Exercise goal: Copy out the entries below in full and exactly.

(Stored records)
^^^^

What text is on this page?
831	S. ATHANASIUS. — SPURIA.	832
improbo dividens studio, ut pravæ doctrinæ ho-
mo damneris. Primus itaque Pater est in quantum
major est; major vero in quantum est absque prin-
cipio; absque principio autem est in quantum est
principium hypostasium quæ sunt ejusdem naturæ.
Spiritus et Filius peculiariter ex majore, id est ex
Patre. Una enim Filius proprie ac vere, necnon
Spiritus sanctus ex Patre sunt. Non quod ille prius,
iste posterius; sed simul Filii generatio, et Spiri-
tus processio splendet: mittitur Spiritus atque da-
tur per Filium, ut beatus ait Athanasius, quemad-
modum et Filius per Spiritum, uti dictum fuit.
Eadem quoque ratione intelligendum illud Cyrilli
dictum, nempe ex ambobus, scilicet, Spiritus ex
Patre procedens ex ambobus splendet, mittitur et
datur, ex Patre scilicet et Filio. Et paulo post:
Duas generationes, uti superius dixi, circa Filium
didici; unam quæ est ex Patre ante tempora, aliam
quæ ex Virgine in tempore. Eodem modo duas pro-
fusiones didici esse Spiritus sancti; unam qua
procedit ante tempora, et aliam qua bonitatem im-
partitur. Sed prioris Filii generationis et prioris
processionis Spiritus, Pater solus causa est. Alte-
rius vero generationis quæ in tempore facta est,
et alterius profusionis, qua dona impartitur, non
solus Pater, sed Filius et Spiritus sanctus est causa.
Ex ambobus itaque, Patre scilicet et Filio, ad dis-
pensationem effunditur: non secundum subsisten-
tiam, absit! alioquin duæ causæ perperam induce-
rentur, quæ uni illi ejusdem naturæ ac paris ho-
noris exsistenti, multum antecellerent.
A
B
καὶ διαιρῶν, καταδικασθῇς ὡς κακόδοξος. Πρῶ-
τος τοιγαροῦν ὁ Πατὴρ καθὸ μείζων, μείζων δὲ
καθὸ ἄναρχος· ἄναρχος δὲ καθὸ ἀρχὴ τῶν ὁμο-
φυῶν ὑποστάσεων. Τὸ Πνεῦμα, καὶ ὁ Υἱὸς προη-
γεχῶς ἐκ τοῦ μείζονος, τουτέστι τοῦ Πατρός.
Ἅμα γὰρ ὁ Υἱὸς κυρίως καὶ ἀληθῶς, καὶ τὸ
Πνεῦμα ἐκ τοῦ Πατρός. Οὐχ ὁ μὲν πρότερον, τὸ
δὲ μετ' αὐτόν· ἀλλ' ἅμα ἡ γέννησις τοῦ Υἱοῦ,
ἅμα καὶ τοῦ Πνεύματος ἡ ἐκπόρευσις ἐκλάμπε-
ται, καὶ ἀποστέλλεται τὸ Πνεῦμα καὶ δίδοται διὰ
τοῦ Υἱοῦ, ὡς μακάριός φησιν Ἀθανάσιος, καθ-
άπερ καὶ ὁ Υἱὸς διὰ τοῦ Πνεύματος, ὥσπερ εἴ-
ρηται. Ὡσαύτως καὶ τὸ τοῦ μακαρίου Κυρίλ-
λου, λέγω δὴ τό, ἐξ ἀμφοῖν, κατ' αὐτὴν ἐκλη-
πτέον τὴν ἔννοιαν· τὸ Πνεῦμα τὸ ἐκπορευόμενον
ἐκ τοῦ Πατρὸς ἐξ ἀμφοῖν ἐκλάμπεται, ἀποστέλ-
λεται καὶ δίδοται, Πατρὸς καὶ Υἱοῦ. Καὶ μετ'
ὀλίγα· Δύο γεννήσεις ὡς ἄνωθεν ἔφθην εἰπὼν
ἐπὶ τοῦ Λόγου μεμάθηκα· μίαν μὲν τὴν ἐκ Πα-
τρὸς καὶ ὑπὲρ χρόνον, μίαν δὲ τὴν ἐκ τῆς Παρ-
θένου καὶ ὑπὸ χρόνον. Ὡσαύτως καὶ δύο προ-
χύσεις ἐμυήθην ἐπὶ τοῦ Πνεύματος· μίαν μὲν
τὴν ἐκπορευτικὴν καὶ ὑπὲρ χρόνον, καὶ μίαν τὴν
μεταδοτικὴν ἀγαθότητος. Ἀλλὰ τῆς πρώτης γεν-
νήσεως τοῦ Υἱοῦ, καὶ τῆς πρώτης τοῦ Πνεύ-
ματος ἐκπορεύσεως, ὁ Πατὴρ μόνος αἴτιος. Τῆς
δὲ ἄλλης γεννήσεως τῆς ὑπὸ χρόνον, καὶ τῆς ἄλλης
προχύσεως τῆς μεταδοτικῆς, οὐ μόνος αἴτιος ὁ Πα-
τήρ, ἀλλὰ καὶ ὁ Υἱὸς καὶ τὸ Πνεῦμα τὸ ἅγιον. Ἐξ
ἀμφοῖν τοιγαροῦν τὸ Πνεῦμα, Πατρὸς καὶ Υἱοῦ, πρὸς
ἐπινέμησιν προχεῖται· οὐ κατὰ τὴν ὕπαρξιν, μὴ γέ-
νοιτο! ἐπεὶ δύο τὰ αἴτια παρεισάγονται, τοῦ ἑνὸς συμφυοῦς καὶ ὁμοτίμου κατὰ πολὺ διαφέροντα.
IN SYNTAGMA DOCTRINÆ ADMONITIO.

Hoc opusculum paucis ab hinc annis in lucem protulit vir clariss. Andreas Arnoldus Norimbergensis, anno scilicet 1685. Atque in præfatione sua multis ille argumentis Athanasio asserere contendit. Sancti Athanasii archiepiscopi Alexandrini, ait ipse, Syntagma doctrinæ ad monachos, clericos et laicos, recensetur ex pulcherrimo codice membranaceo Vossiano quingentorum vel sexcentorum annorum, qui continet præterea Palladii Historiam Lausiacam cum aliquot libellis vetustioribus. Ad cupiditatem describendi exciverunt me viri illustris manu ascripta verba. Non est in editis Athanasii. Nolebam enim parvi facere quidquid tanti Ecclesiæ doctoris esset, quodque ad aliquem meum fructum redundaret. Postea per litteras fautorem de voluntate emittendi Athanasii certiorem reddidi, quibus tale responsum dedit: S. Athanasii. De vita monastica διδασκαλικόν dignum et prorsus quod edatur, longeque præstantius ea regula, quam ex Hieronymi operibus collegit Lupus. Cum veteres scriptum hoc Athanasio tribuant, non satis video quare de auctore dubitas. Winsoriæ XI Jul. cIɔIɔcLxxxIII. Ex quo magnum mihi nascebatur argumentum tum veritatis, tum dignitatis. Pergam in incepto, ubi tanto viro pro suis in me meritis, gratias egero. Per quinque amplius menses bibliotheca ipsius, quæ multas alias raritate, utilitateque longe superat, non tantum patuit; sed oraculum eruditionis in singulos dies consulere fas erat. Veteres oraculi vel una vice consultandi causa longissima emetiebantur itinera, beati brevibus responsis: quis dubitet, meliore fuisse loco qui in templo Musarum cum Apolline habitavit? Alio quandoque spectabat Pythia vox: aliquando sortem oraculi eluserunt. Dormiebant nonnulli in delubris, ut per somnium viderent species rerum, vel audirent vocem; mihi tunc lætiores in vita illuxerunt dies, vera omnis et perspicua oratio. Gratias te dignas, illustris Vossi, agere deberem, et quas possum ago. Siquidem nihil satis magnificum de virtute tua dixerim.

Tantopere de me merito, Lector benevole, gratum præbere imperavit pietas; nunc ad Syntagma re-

^^^^

The reply:
What text is on this page?
831	S. ATHANASIUS. — SPURIA.	832
improbo dividens studio, ut pravæ doctrinæ ho-
mo damneris. Primus itaque Pater est in quantum
major est; major vero in quantum est absque prin-
cipio; absque principio autem est in quantum est
principium hypostasium quæ sunt ejusdem naturæ.
Spiritus et Filius peculiariter ex majore, id est ex
Patre. Una enim Filius proprie ac vere, necnon
Spiritus sanctus ex Patre sunt. Non quod ille prius,
iste posterius; sed simul Filii generatio, et Spiri-
tus processio splendet: mittitur Spiritus atque da-
tur per Filium, ut beatus ait Athanasius, quemad-
modum et Filius per Spiritum, uti dictum fuit.
Eadem quoque ratione intelligendum illud Cyrilli
dictum, nempe ex ambobus, scilicet, Spiritus ex
Patre procedens ex ambobus splendet, mittitur et
datur, ex Patre scilicet et Filio. Et paulo post:
Duas generationes, uti superius dixi, circa Filium
didici; unam quæ est ex Patre ante tempora, aliam
quæ ex Virgine in tempore. Eodem modo duas pro-
fusiones didici esse Spiritus sancti; unam qua
procedit ante tempora, et aliam qua bonitatem im-
partitur. Sed prioris Filii generationis et prioris
processionis Spiritus, Pater solus causa est. Alte-
rius vero generationis quæ in tempore facta est,
et alterius profusionis, qua dona impartitur, non
solus Pater, sed Filius et Spiritus sanctus est causa.
Ex ambobus itaque, Patre scilicet et Filio, ad dis-
pensationem effunditur: non secundum subsisten-
tiam, absit! alioquin duæ causæ perperam induce-
rentur, quæ uni illi ejusdem naturæ ac paris ho-
noris exsistenti, multum antecellerent.
A
B
καὶ διαιρῶν, καταδικασθῇς ὡς κακόδοξος. Πρῶ-
τος τοιγαροῦν ὁ Πατὴρ καθὸ μείζων, μείζων δὲ
καθὸ ἄναρχος· ἄναρχος δὲ καθὸ ἀρχὴ τῶν ὁμο-
φυῶν ὑποστάσεων. Τὸ Πνεῦμα, καὶ ὁ Υἱὸς προη-
γεχῶς ἐκ τοῦ μείζονος, τουτέστι τοῦ Πατρός.
Ἅμα γὰρ ὁ Υἱὸς κυρίως καὶ ἀληθῶς, καὶ τὸ
Πνεῦμα ἐκ τοῦ Πατρός. Οὐχ ὁ μὲν πρότερον, τὸ
δὲ μετ' αὐτόν· ἀλλ' ἅμα ἡ γέννησις τοῦ Υἱοῦ,
ἅμα καὶ τοῦ Πνεύματος ἡ ἐκπόρευσις ἐκλάμπε-
ται, καὶ ἀποστέλλεται τὸ Πνεῦμα καὶ δίδοται διὰ
τοῦ Υἱοῦ, ὡς μακάριός φησιν Ἀθανάσιος, καθ-
άπερ καὶ ὁ Υἱὸς διὰ τοῦ Πνεύματος, ὥσπερ εἴ-
ρηται. Ὡσαύτως καὶ τὸ τοῦ μακαρίου Κυρίλ-
λου, λέγω δὴ τό, ἐξ ἀμφοῖν, κατ' αὐτὴν ἐκλη-
πτέον τὴν ἔννοιαν· τὸ Πνεῦμα τὸ ἐκπορευόμενον
ἐκ τοῦ Πατρὸς ἐξ ἀμφοῖν ἐκλάμπεται, ἀποστέλ-
λεται καὶ δίδοται, Πατρὸς καὶ Υἱοῦ. Καὶ μετ'
ὀλίγα· Δύο γεννήσεις ὡς ἄνωθεν ἔφθην εἰπὼν
ἐπὶ τοῦ Λόγου μεμάθηκα· μίαν μὲν τὴν ἐκ Πα-
τρὸς καὶ ὑπὲρ χρόνον, μίαν δὲ τὴν ἐκ τῆς Παρ-
θένου καὶ ὑπὸ χρόνον. Ὡσαύτως καὶ δύο προ-
χύσεις ἐμυήθην ἐπὶ τοῦ Πνεύματος· μίαν μὲν
τὴν ἐκπορευτικὴν καὶ ὑπὲρ χρόνον, καὶ μίαν τὴν
μεταδοτικὴν ἀγαθότητος. Ἀλλὰ τῆς πρώτης γεν-
νήσεως τοῦ Υἱοῦ, καὶ τῆς πρώτης τοῦ Πνεύ-
ματος ἐκπορεύσεως, ὁ Πατὴρ μόνος αἴτιος. Τῆς
δὲ ἄλλης γεννήσεως τῆς ὑπὸ χρόνον, καὶ τῆς ἄλλης
προχύσεως τῆς μεταδοτικῆς, οὐ μόνος αἴτιος ὁ Πα-
τήρ, ἀλλὰ καὶ ὁ Υἱὸς καὶ τὸ Πνεῦμα τὸ ἅγιον. Ἐξ
ἀμφοῖν τοιγαροῦν τὸ Πνεῦμα, Πατρὸς καὶ Υἱοῦ, πρὸς
ἐπινέμησιν προχεῖται· οὐ κατὰ τὴν ὕπαρξιν, μὴ γέ-
νοιτο! ἐπεὶ δύο τὰ αἴτια παρεισάγονται, τοῦ ἑνὸς συμφυοῦς καὶ ὁμοτίμου κατὰ πολὺ διαφέροντα.
IN SYNTAGMA DOCTRINÆ ADMONITIO.

Hoc opusculum paucis ab hinc annis in lucem protulit vir clariss. Andreas Arnoldus Norimbergensis, anno scilicet 1685. Atque in præfatione sua multis ille argumentis Athanasio asserere contendit. Sancti Athanasii archiepiscopi Alexandrini, ait ipse, Syntagma doctrinæ ad monachos, clericos et laicos, recensetur ex pulcherrimo codice membranaceo Vossiano quingentorum vel sexcentorum annorum, qui continet præterea Palladii Historiam Lausiacam cum aliquot libellis vetustioribus. Ad cupiditatem describendi exciverunt me viri illustris manu ascripta verba. Non est in editis Athanasii. Nolebam enim parvi facere quidquid tanti Ecclesiæ doctoris esset, quodque ad aliquem meum fructum redundaret. Postea per litteras fautorem de voluntate emittendi Athanasii certiorem reddidi, quibus tale responsum dedit: S. Athanasii. De vita monastica διδασκαλικόν dignum et prorsus quod edatur, longeque præstantius ea regula, quam ex Hieronymi operibus collegit Lupus. Cum veteres scriptum hoc Athanasio tribuant, non satis video quare de auctore dubitas. Winsoriæ XI Jul. cIɔIɔcLxxxIII. Ex quo magnum mihi nascebatur argumentum tum veritatis, tum dignitatis. Pergam in incepto, ubi tanto viro pro suis in me meritis, gratias egero. Per quinque amplius menses bibliotheca ipsius, quæ multas alias raritate, utilitateque longe superat, non tantum patuit; sed oraculum eruditionis in singulos dies consulere fas erat. Veteres oraculi vel una vice consultandi causa longissima emetiebantur itinera, beati brevibus responsis: quis dubitet, meliore fuisse loco qui in templo Musarum cum Apolline habitavit? Alio quandoque spectabat Pythia vox: aliquando sortem oraculi eluserunt. Dormiebant nonnulli in delubris, ut per somnium viderent species rerum, vel audirent vocem; mihi tunc lætiores in vita illuxerunt dies, vera omnis et perspicua oratio. Gratias te dignas, illustris Vossi, agere deberem, et quas possum ago. Siquidem nihil satis magnificum de virtute tua dixerim.

Tantopere de me merito, Lector benevole, gratum præbere imperavit pietas; nunc ad Syntagma re-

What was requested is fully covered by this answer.